▶ [TASK REQUIREMENTS]:
Single out the lines of the material that contain "Austin" and copy them.

___ MATERIAL TO PROCESS ___

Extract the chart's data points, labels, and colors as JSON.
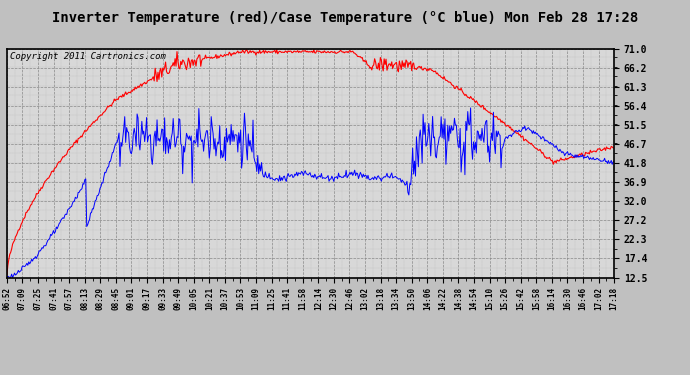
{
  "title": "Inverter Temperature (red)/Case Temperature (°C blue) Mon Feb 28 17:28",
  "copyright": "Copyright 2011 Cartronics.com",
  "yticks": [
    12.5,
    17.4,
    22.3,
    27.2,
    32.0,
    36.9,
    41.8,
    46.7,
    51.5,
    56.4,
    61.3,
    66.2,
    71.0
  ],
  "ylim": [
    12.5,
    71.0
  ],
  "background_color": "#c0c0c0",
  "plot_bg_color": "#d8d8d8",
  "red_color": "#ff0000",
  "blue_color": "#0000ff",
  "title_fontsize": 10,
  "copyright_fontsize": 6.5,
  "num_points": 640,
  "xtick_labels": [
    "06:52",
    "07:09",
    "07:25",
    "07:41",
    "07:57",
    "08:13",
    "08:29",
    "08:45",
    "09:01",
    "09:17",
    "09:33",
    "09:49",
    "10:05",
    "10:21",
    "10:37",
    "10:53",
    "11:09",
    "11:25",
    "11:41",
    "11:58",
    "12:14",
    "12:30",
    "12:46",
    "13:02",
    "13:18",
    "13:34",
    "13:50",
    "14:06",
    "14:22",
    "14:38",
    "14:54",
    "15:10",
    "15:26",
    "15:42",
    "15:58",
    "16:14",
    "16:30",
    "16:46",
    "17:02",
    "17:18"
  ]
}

___
___ MATERIAL TO PROCESS ___

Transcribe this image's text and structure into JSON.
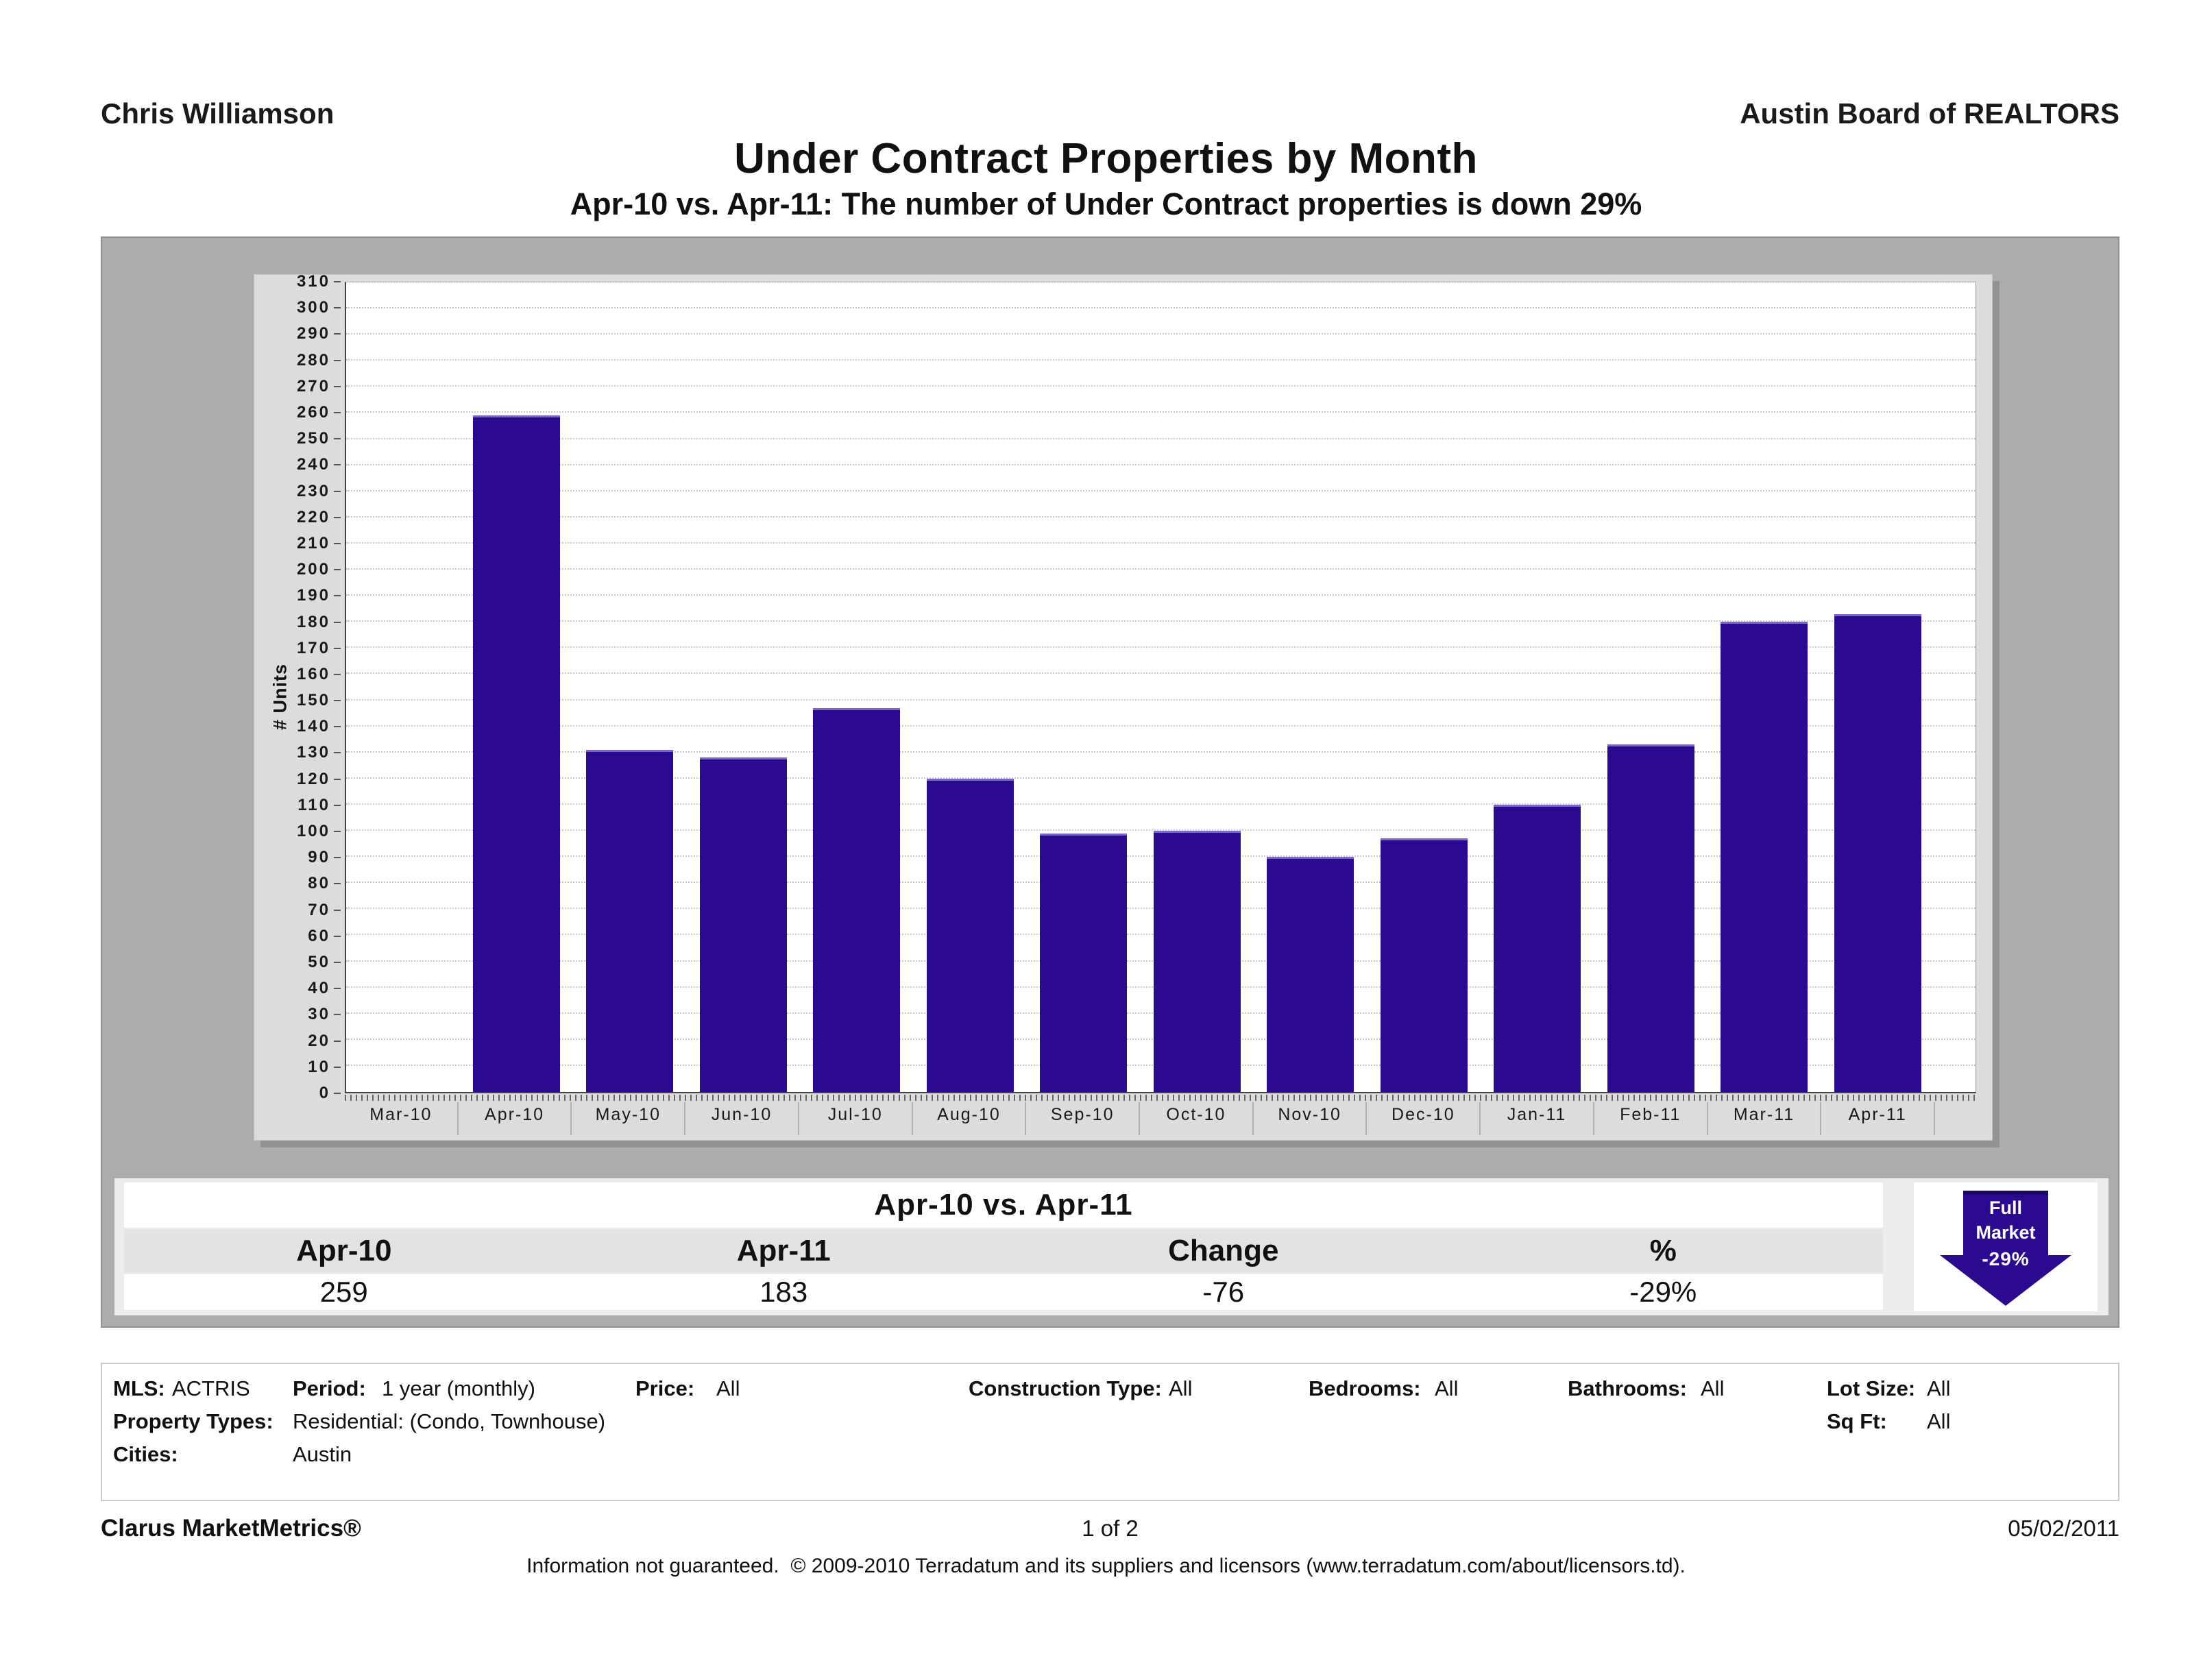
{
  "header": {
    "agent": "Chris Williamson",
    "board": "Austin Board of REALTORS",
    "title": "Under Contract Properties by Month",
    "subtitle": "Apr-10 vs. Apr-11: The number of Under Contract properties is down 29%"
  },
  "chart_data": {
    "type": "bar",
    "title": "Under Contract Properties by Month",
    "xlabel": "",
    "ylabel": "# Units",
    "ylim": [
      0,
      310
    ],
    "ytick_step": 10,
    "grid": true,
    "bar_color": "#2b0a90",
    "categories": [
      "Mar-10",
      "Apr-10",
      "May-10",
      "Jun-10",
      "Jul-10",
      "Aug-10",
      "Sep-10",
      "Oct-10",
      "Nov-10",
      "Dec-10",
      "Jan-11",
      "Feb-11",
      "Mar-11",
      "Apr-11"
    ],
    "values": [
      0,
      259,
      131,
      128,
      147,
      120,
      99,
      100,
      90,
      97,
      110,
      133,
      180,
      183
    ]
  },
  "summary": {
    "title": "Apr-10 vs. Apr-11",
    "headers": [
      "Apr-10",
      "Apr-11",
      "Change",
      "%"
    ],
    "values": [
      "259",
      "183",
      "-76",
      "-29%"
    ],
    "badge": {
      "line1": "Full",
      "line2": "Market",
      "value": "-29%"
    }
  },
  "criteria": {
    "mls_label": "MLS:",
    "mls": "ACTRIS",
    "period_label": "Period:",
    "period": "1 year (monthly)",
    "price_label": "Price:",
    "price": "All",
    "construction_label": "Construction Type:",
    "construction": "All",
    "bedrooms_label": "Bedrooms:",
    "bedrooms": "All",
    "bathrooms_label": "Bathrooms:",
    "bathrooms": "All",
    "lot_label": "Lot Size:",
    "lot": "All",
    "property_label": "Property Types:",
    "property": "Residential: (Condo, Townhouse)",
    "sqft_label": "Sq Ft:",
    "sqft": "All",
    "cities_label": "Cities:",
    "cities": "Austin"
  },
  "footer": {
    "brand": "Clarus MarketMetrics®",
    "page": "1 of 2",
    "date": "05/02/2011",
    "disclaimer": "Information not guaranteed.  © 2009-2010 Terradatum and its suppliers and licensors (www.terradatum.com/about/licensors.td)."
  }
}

___

▶ [ANSWER TO THIS PROBLEM]:
    "board": "Austin Board of REALTORS",
    "cities": "Austin"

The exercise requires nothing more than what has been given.